→ **GOAL A**
Answer the following questions using the blog post on bookshops in England, placing each answer on its own line and marking it (i), (ii) or (iii) to match.
(i) Which resource allows the writer to plan trips based entirely around visiting bookshops?
(ii) Which two counties did the writer's latest bookshop trip cover?
(iii) Which bookshop in Limerick does the writer mention in connection with hardback books?
→ **GOAL B**
According to the blog post on bookshops in England, why did the writer buy The Golem's Eye despite having already read the Bartimaeus Sequence books? Answer in one to three sentences.
→ **GOAL C**
Carry on the blog post on bookshops in England from its final sentence.

Something I may have neglected to mention in my About page was that myself and my partner currently live in England.

I say “currently” but given we bought a house here now, it’s probably gonna drag on for a while. Now obviously, it isn’t ideal for an Irish man to be living in the heart of his ancient enemy but it could be much worse, I could be living in Dublin.

Awful.

Anyways, one of the good things about living in England is they have good second hand bookshops. Thanks to the amazing resource that is The Book Guide, I get to plan trips based entirely around going to different bookshops. It’s great. Now, we were slightly spoiled by going Suffolk and Norfolk first and stumbling upon the greatest bookshops ever? Yes, yes we were. But our latest trip to Kent and Sussex was still pretty good! I promise to eventually get round to writing about the bookshops themselves but today it’s about some of the books I ended up getting.


The Golem’s Eye by Jonathan Stroud

I have already read the Bartimaeus Sequence books but since I didn’t have a paper copy I decided to get this. It’s hardback! I like hardback books because they always reminds me of a new Terry Pratchett coming out, Eason’s bookshop in Limerick buying too many, and then it being cheaper than the paperback in a few months time. So thank you for the four hardback Discworld books, Eason’s purchasing manager.

→ **INFORMATION SHOWN**
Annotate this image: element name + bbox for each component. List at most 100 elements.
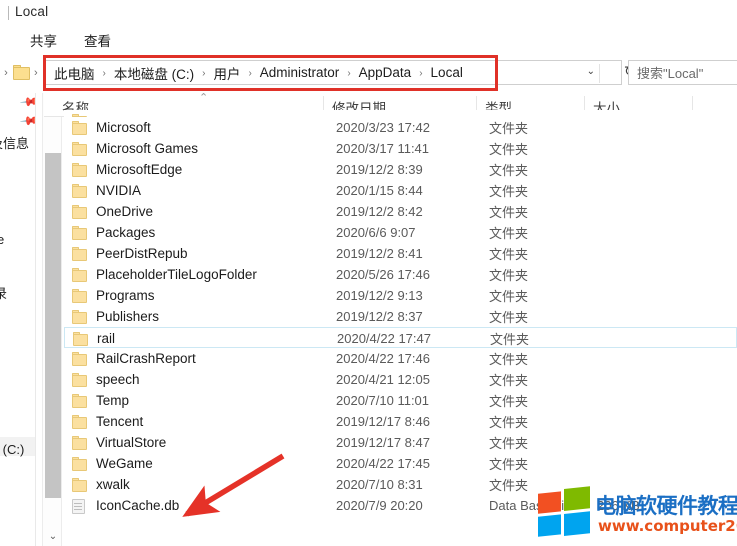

→ **OUTPUT A**
(i) The Book Guide
(ii) Kent and Sussex
(iii) Eason's

→ **OUTPUT B**
The writer had already read the Bartimaeus Sequence books but did not own a paper copy, so buying this one provided one.

→ **OUTPUT C**
Anyway, the Bartimaeus books are great. Fun fact, that skeleton is a former Prime Minister. Not the one you’d hope though!


The Gypsy by Steven Brust and Megan Lindholm

I have been very slowly making way through Brust’s Vlad Taltos books (The divorce book slowed me down) so this caught my eye. The my eye remained caught by everything else going on in this cover:

This is just Johnny Fives Aces with a confused owl. Why is the guy just… squatting on some girders? Also there’s a knife embedded in the presumably metal girder? This cover raises many questions but does answer the question “Who is Megan Lindholm?” by saying it’s Robin Hobb, an author I primarily know because they were near Terry Pratchett in the Eason’s shame corner of Sci Fi and Fantasy. I intend to read this but, even if I didn’t, it is too powerful an artefact to ignore.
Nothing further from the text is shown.